▶ [Objective] The answer should be a single number: how many lines of the entries below hold the word "Anything".

▶ [Input material]
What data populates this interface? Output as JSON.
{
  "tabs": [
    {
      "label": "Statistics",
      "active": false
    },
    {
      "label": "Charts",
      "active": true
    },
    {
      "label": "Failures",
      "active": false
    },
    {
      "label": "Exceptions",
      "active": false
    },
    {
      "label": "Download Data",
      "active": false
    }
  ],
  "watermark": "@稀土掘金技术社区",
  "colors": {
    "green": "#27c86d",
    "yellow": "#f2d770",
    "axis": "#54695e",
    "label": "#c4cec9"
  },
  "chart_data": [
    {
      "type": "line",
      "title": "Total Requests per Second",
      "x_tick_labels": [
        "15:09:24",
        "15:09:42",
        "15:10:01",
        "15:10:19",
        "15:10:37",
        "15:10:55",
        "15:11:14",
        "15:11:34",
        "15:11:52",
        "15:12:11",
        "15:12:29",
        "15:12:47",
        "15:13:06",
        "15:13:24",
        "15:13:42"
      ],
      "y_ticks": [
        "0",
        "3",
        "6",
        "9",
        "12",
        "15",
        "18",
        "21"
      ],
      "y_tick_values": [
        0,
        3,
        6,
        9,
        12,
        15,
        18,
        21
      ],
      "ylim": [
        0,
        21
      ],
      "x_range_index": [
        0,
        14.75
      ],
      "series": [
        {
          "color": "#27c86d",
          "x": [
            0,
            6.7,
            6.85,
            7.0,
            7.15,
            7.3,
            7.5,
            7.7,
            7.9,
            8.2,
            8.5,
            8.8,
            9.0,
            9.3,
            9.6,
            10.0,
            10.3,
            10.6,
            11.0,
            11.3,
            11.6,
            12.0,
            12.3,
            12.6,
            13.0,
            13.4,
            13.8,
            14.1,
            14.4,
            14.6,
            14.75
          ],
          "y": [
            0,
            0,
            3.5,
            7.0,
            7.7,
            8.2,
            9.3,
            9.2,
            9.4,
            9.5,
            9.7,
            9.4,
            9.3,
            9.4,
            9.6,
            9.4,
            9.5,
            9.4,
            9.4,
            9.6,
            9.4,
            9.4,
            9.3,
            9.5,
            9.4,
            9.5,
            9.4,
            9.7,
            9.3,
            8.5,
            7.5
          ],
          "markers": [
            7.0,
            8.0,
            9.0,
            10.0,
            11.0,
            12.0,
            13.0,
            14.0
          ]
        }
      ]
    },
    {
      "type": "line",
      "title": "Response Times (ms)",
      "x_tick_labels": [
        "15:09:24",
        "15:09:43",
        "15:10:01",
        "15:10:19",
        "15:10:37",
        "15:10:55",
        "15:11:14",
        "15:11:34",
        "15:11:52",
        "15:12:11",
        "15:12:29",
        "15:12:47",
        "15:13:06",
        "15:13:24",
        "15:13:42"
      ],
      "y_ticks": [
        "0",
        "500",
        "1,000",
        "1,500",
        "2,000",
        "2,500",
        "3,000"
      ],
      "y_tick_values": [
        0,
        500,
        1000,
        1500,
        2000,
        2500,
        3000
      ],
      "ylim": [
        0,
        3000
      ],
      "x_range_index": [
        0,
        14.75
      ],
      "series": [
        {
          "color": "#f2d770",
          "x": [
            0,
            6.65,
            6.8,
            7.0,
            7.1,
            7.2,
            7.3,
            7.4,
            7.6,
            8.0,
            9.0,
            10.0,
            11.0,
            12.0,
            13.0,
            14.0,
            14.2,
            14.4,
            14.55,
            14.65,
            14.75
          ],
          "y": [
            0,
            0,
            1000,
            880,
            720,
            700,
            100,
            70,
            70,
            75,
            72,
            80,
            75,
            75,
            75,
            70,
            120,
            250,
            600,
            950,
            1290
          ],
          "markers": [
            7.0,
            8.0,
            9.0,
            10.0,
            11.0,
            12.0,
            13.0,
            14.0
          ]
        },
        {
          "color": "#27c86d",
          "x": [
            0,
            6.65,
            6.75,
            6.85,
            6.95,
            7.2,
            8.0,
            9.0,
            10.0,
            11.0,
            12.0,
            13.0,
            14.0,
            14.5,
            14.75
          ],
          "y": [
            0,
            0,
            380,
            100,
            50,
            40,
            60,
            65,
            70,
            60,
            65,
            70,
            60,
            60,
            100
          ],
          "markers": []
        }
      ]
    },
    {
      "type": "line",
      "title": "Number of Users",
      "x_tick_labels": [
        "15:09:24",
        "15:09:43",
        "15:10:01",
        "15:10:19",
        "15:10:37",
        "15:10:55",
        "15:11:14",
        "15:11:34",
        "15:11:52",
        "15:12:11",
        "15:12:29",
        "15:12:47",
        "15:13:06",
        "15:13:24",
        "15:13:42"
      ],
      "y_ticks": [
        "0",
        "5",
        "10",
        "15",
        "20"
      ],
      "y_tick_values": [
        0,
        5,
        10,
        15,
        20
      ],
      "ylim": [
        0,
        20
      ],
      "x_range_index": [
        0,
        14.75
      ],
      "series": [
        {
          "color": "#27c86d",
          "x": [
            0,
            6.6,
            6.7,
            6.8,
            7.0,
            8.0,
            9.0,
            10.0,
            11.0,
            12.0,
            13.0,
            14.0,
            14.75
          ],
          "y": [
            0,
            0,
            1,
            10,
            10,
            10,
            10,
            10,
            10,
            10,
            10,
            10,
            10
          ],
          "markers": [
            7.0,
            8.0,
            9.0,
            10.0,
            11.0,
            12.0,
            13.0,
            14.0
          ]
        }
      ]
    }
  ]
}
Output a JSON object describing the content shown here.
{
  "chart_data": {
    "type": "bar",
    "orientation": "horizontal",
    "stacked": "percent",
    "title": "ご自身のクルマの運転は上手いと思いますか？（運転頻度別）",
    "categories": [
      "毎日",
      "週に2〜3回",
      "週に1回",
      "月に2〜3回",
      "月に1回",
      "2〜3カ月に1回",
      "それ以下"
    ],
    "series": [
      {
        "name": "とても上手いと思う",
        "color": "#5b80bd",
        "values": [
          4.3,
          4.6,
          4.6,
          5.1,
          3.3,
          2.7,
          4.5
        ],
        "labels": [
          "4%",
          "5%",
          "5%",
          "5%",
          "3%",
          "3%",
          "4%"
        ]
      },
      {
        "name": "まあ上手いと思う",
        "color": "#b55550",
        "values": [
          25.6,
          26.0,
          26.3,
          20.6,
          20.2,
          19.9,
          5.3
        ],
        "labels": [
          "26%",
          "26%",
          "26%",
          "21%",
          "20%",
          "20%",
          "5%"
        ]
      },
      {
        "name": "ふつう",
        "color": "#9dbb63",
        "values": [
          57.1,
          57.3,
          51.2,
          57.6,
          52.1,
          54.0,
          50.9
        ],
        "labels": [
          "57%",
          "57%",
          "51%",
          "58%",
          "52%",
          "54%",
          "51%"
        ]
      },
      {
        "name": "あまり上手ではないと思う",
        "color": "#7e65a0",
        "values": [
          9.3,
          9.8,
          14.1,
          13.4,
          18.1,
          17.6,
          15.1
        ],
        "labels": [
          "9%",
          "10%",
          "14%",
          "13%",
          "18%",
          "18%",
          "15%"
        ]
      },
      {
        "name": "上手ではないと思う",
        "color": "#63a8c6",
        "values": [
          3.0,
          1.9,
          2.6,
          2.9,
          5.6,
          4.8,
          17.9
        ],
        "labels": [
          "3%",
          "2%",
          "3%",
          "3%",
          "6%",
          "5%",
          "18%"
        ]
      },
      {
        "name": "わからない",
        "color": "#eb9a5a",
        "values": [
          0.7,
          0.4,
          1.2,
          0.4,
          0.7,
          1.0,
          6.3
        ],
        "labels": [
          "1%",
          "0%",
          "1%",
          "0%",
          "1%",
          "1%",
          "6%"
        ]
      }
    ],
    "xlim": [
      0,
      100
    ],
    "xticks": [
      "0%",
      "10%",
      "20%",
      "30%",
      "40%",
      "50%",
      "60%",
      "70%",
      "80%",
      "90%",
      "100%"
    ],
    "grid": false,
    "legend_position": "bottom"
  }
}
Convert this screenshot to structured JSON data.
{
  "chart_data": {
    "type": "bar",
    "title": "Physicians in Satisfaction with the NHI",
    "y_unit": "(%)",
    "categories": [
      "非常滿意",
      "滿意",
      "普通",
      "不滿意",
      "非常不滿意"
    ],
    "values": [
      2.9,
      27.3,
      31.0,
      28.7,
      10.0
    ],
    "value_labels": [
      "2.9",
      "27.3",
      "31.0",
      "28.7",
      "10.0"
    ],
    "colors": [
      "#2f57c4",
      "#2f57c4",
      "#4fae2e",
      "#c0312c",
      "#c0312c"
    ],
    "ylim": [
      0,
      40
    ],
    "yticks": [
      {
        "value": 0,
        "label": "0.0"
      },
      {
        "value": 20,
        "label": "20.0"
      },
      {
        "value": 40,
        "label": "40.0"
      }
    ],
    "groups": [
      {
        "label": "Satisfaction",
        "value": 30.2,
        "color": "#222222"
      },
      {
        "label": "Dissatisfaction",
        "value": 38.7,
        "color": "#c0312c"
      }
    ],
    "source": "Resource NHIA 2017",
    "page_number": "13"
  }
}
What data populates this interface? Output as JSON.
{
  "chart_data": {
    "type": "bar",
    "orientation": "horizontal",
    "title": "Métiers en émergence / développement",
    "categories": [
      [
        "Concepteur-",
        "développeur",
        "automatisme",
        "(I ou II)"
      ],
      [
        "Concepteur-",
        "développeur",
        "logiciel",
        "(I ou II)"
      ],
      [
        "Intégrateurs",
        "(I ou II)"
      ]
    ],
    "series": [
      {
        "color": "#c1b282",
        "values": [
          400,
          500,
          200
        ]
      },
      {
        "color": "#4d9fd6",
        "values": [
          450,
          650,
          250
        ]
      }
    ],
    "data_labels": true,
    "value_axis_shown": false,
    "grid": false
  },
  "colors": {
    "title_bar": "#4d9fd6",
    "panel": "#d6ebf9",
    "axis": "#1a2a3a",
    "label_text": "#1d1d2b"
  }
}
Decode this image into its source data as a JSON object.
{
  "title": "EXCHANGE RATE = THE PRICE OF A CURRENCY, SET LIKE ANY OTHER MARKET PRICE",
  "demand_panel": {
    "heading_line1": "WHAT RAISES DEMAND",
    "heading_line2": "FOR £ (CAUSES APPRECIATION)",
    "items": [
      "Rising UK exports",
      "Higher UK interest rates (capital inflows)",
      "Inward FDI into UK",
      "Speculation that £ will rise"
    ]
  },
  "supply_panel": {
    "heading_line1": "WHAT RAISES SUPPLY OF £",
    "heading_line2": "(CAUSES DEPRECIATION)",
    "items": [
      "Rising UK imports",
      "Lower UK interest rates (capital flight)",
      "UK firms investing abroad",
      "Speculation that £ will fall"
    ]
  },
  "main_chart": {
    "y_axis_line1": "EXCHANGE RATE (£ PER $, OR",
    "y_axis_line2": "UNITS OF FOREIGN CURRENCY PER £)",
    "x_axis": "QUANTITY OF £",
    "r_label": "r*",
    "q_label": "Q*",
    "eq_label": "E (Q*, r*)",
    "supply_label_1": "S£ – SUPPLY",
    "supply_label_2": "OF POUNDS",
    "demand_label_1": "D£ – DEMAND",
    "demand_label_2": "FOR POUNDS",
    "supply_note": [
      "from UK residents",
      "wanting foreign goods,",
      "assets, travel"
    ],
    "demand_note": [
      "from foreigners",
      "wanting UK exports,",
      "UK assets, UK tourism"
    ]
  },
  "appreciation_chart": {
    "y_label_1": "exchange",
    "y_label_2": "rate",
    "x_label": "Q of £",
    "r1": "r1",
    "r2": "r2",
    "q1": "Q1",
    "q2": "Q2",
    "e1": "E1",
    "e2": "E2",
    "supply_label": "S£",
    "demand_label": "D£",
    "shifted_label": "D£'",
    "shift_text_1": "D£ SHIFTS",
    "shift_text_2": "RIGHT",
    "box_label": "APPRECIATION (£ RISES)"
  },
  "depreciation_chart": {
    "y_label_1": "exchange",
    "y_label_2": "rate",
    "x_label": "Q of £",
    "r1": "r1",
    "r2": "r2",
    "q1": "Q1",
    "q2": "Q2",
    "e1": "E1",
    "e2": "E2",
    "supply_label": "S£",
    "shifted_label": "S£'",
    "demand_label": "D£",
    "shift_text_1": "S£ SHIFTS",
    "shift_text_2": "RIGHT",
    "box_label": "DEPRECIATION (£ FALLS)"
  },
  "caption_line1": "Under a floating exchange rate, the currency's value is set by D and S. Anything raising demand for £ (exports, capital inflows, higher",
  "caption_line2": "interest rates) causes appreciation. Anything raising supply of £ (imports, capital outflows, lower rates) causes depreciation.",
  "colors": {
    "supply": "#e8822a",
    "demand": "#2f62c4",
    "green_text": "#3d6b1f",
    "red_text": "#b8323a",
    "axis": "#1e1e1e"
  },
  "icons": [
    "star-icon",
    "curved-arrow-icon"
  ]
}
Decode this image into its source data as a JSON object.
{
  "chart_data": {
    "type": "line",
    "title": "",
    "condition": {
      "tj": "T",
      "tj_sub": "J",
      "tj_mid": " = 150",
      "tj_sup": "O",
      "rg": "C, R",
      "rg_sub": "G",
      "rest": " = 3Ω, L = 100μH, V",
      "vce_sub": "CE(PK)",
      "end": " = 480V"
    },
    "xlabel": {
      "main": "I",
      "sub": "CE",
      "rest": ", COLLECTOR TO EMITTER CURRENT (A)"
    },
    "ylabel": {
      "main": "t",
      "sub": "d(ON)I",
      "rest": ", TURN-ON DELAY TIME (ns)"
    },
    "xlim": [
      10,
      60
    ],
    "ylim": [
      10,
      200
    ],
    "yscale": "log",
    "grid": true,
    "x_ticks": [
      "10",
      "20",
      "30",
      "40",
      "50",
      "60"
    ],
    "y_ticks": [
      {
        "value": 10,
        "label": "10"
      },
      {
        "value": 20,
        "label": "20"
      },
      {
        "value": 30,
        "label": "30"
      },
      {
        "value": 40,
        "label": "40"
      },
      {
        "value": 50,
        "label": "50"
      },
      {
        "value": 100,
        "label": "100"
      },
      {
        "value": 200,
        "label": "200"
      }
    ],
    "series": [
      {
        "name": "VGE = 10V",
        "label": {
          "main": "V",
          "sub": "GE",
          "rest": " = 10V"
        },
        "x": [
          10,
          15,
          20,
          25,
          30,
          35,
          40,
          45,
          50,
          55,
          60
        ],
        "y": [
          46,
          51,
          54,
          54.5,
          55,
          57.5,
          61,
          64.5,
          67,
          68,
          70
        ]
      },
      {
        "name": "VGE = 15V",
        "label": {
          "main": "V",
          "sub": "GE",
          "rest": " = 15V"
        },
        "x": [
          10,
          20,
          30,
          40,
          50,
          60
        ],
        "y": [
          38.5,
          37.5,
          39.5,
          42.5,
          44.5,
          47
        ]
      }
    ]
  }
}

▶ [Expected answer] 2